• **Text to read**:
+ + + + +
Ancient Greek for Everyone
• Lysias is narrating the events of the night when one of the Thirty, Piso,
and his forces come to Lysias’ house. They throw out Lysias’ dinner
guests first and then:
Πείσωνί με παραδιδόασιν
Lysias 12.8
με (acc sg) me
Πείσων –ονος ὁ Piso
Ancient Greek for Everyone
• In another legal case, a man named Sositheus is claiming that his son
has a right to inherit a share of a disputed estate. Near the end of his
speech, he appeals to the jury:
παραδίδωμι οὖν ὑμῖν τὸν παῖδα τουτονί,
ὦ ἄνδρες δικασταί, ἐπιμεληθῆναι
Demosthenes 43.81
ὦ ἄνδρες δικασταί “jurymen”
(the standard way of addressing the jury)
ἐπιμεληθῆναι take care of
τουτονί (acc sg) ὁ this here
οὖν therefore
ὑμῖν (dat pl) y’all
Ancient Greek for Everyone
• Greeks enjoyed the performance of legal speeches. Such performances
could include speeches delivered as if they were part of famous
episodes from mythology. In this one, the hero Odysseus is prosecuting
a man named Palamedes for treason and theft during the Trojan War.
+ + + + +
• **Listing**:
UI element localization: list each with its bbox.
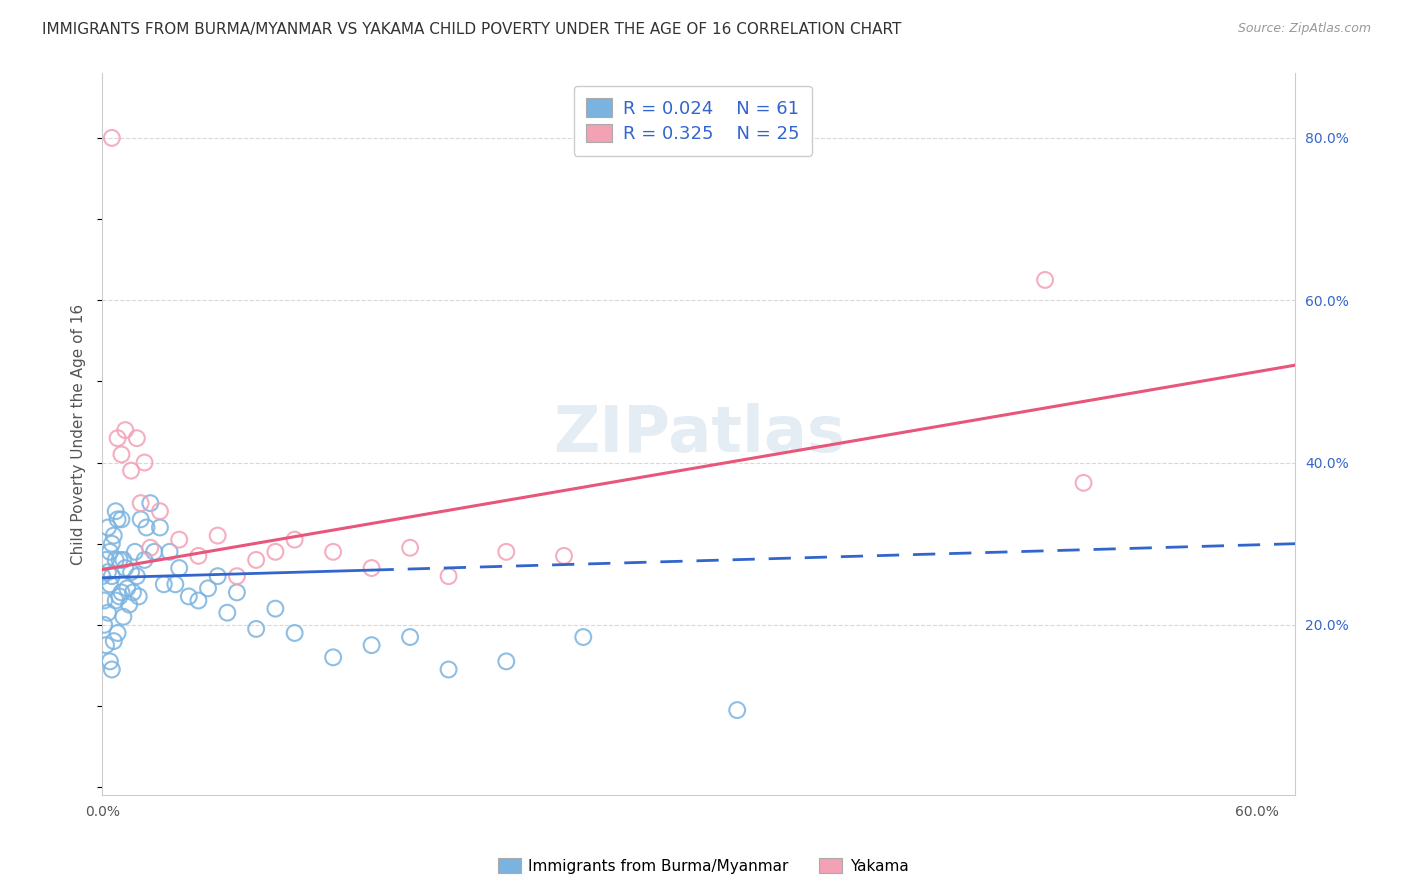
Point <box>1033 273 1056 287</box>
Point <box>103 528 125 542</box>
Point <box>135 520 157 534</box>
Legend: Immigrants from Burma/Myanmar, Yakama: Immigrants from Burma/Myanmar, Yakama <box>492 852 914 880</box>
Point <box>97 520 120 534</box>
Point <box>101 131 124 145</box>
Point <box>110 447 132 461</box>
Point <box>399 541 422 555</box>
Point <box>94 553 117 567</box>
Point <box>225 569 247 583</box>
Point <box>167 533 190 547</box>
Point <box>103 634 125 648</box>
Point <box>104 553 127 567</box>
Point <box>177 590 200 604</box>
Point <box>134 456 156 470</box>
Point <box>104 593 127 607</box>
Point <box>165 577 187 591</box>
Point <box>93 593 115 607</box>
Point <box>101 537 124 551</box>
Point <box>128 590 150 604</box>
Point <box>152 577 174 591</box>
Point <box>94 638 117 652</box>
Point <box>107 431 129 445</box>
Point <box>322 545 344 559</box>
Point <box>125 569 148 583</box>
Point <box>264 545 287 559</box>
Point <box>129 512 152 526</box>
Point <box>553 549 575 563</box>
Point <box>143 545 166 559</box>
Point <box>114 423 136 437</box>
Text: IMMIGRANTS FROM BURMA/MYANMAR VS YAKAMA CHILD POVERTY UNDER THE AGE OF 16 CORREL: IMMIGRANTS FROM BURMA/MYANMAR VS YAKAMA … <box>42 22 901 37</box>
Point <box>107 512 129 526</box>
Point <box>110 585 132 599</box>
Point <box>110 512 132 526</box>
Point <box>217 606 239 620</box>
Point <box>149 504 172 518</box>
Legend: R = 0.024    N = 61, R = 0.325    N = 25: R = 0.024 N = 61, R = 0.325 N = 25 <box>574 86 811 156</box>
Text: ZIPatlas: ZIPatlas <box>553 403 845 465</box>
Point <box>108 553 131 567</box>
Point <box>97 565 120 579</box>
Point <box>134 553 156 567</box>
Point <box>91 569 114 583</box>
Point <box>437 569 460 583</box>
Point <box>124 545 146 559</box>
Point <box>284 533 307 547</box>
Point <box>167 561 190 575</box>
Point <box>98 654 121 668</box>
Point <box>118 598 141 612</box>
Point <box>572 630 595 644</box>
Point <box>104 504 127 518</box>
Point <box>159 545 181 559</box>
Point <box>125 431 148 445</box>
Point <box>115 582 138 596</box>
Point <box>495 654 517 668</box>
Point <box>114 561 136 575</box>
Point <box>207 569 229 583</box>
Point <box>322 650 344 665</box>
Point <box>187 549 209 563</box>
Point <box>245 622 267 636</box>
Point <box>245 553 267 567</box>
Point <box>149 520 172 534</box>
Point <box>120 464 142 478</box>
Point <box>120 565 142 579</box>
Point <box>264 601 287 615</box>
Point <box>360 638 382 652</box>
Point <box>360 561 382 575</box>
Point <box>284 626 307 640</box>
Point <box>207 528 229 542</box>
Point <box>187 593 209 607</box>
Point <box>129 496 152 510</box>
Point <box>139 541 162 555</box>
Point <box>725 703 748 717</box>
Point <box>98 577 121 591</box>
Point <box>97 606 120 620</box>
Point <box>107 626 129 640</box>
Point <box>122 585 145 599</box>
Point <box>495 545 517 559</box>
Point <box>101 663 124 677</box>
Point <box>93 618 115 632</box>
Point <box>399 630 422 644</box>
Point <box>98 545 121 559</box>
Text: Source: ZipAtlas.com: Source: ZipAtlas.com <box>1237 22 1371 36</box>
Y-axis label: Child Poverty Under the Age of 16: Child Poverty Under the Age of 16 <box>72 303 86 565</box>
Point <box>225 585 247 599</box>
Point <box>437 663 460 677</box>
Point <box>108 590 131 604</box>
Point <box>1073 475 1095 490</box>
Point <box>112 553 135 567</box>
Point <box>139 496 162 510</box>
Point <box>112 609 135 624</box>
Point <box>197 582 219 596</box>
Point <box>101 569 124 583</box>
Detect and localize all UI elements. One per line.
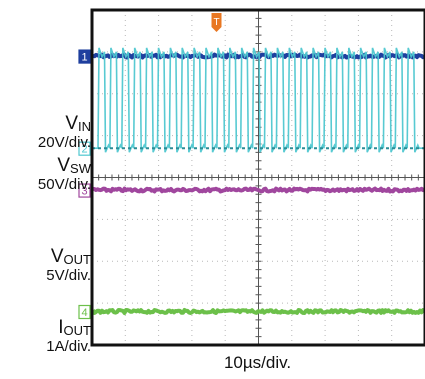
+ + + + +
• **Work to complete**:
Transcribe the passage from the Ancient Greek lesson above, from "ἐπιμεληθῆναι take care" up to and including "the Trojan War.".

• **Task solution**:
ἐπιμεληθῆναι take care of
τουτονί (acc sg) ὁ this here
οὖν therefore
ὑμῖν (dat pl) y’all
Ancient Greek for Everyone
• Greeks enjoyed the performance of legal speeches. Such performances
could include speeches delivered as if they were part of famous
episodes from mythology. In this one, the hero Odysseus is prosecuting
a man named Palamedes for treason and theft during the Trojan War.